Do this
Which lines contain the string "Maximum"? Please list every one of them.

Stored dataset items
>>>>>

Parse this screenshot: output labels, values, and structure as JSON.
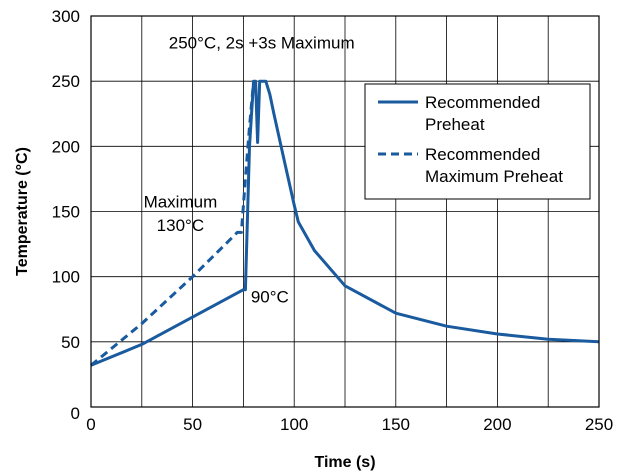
{
  "chart_data": {
    "type": "line",
    "title": "",
    "xlabel": "Time (s)",
    "ylabel": "Temperature (°C)",
    "xlim": [
      0,
      250
    ],
    "ylim": [
      0,
      300
    ],
    "xticks": [
      0,
      50,
      100,
      150,
      200,
      250
    ],
    "yticks": [
      0,
      50,
      100,
      150,
      200,
      250,
      300
    ],
    "x_tick_labels": [
      "0",
      "50",
      "100",
      "150",
      "200",
      "250"
    ],
    "y_tick_labels": [
      "0",
      "50",
      "100",
      "150",
      "200",
      "250",
      "300"
    ],
    "grid": true,
    "legend_position": "top-right",
    "line_color": "#1a5a9e",
    "series": [
      {
        "name": "Recommended Preheat",
        "legend_lines": [
          "Recommended",
          "Preheat"
        ],
        "style": "solid",
        "x": [
          0,
          25,
          50,
          75,
          76,
          78,
          80,
          81,
          82,
          83,
          84,
          86,
          88,
          90,
          95,
          100,
          102,
          110,
          125,
          150,
          175,
          200,
          225,
          250
        ],
        "y": [
          32,
          48,
          69,
          90,
          90,
          200,
          250,
          250,
          203,
          250,
          250,
          250,
          240,
          225,
          190,
          155,
          142,
          120,
          93,
          72,
          62,
          56,
          52,
          50
        ]
      },
      {
        "name": "Recommended Maximum Preheat",
        "legend_lines": [
          "Recommended",
          "Maximum Preheat"
        ],
        "style": "dashed",
        "x": [
          0,
          25,
          50,
          72,
          74,
          76,
          78,
          80
        ],
        "y": [
          32,
          64,
          100,
          134,
          134,
          175,
          215,
          250
        ]
      }
    ],
    "annotations": [
      {
        "text": "250°C, 2s +3s Maximum",
        "x": 84,
        "y": 275
      },
      {
        "text": "Maximum",
        "x": 44,
        "y": 153
      },
      {
        "text": "130°C",
        "x": 44,
        "y": 135
      },
      {
        "text": "90°C",
        "x": 88,
        "y": 80
      }
    ]
  }
}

<<<<<

Full answer
        "name": "Recommended Maximum Preheat",
          "Maximum Preheat"
        "text": "250°C, 2s +3s Maximum",
        "text": "Maximum",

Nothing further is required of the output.